:: Dataset records ::
====================

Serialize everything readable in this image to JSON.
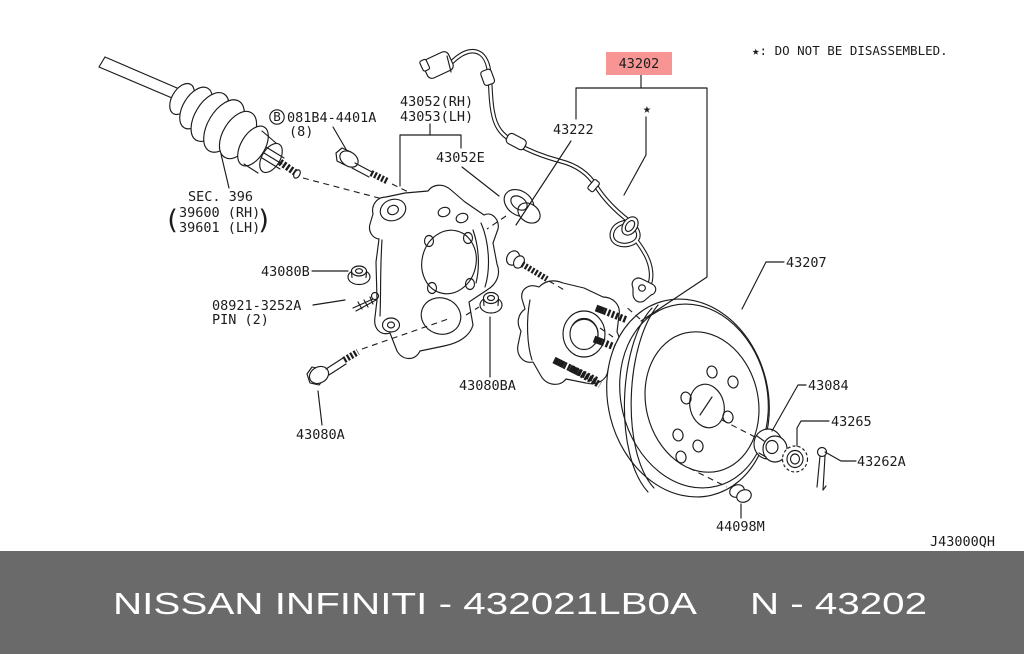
{
  "legend": {
    "note": "★: DO NOT BE DISASSEMBLED."
  },
  "callout": {
    "part_no": "43202",
    "star": "★"
  },
  "labels": {
    "harness": "43222",
    "sensor_rh": "43052(RH)",
    "sensor_lh": "43053(LH)",
    "sensor_sleeve": "43052E",
    "bolt_circle_letter": "B",
    "bolt_part": "081B4-4401A",
    "bolt_qty": "(8)",
    "sec_ref": "SEC. 396",
    "sec_rh": "39600 (RH)",
    "sec_lh": "39601 (LH)",
    "paren_open": "(",
    "paren_close": ")",
    "nut_b": "43080B",
    "pin_part": "08921-3252A",
    "pin_qty": "PIN (2)",
    "bolt_a": "43080A",
    "nut_ba": "43080BA",
    "rotor": "43207",
    "washer": "43084",
    "lock_nut": "43265",
    "cotter_pin": "43262A",
    "cap": "44098M"
  },
  "diagram_code": "J43000QH",
  "footer": {
    "left": "NISSAN  INFINITI - 432021LB0A",
    "right": "N - 43202"
  },
  "colors": {
    "line": "#1c1c1c",
    "highlight_bg": "#f79595",
    "highlight_text": "#8e2323",
    "footer_bg": "#6a6a6a",
    "footer_text": "#ffffff"
  }
}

====================

:: Exercise directions ::
Transcribe every entry word for word, but omit the pictures.

:: Written response ::
Serialize everything readable in this image to JSON.
{
  "legend": {
    "note": "★: DO NOT BE DISASSEMBLED."
  },
  "callout": {
    "part_no": "43202",
    "star": "★"
  },
  "labels": {
    "harness": "43222",
    "sensor_rh": "43052(RH)",
    "sensor_lh": "43053(LH)",
    "sensor_sleeve": "43052E",
    "bolt_circle_letter": "B",
    "bolt_part": "081B4-4401A",
    "bolt_qty": "(8)",
    "sec_ref": "SEC. 396",
    "sec_rh": "39600 (RH)",
    "sec_lh": "39601 (LH)",
    "paren_open": "(",
    "paren_close": ")",
    "nut_b": "43080B",
    "pin_part": "08921-3252A",
    "pin_qty": "PIN (2)",
    "bolt_a": "43080A",
    "nut_ba": "43080BA",
    "rotor": "43207",
    "washer": "43084",
    "lock_nut": "43265",
    "cotter_pin": "43262A",
    "cap": "44098M"
  },
  "diagram_code": "J43000QH",
  "footer": {
    "left": "NISSAN  INFINITI - 432021LB0A",
    "right": "N - 43202"
  },
  "colors": {
    "line": "#1c1c1c",
    "highlight_bg": "#f79595",
    "highlight_text": "#8e2323",
    "footer_bg": "#6a6a6a",
    "footer_text": "#ffffff"
  }
}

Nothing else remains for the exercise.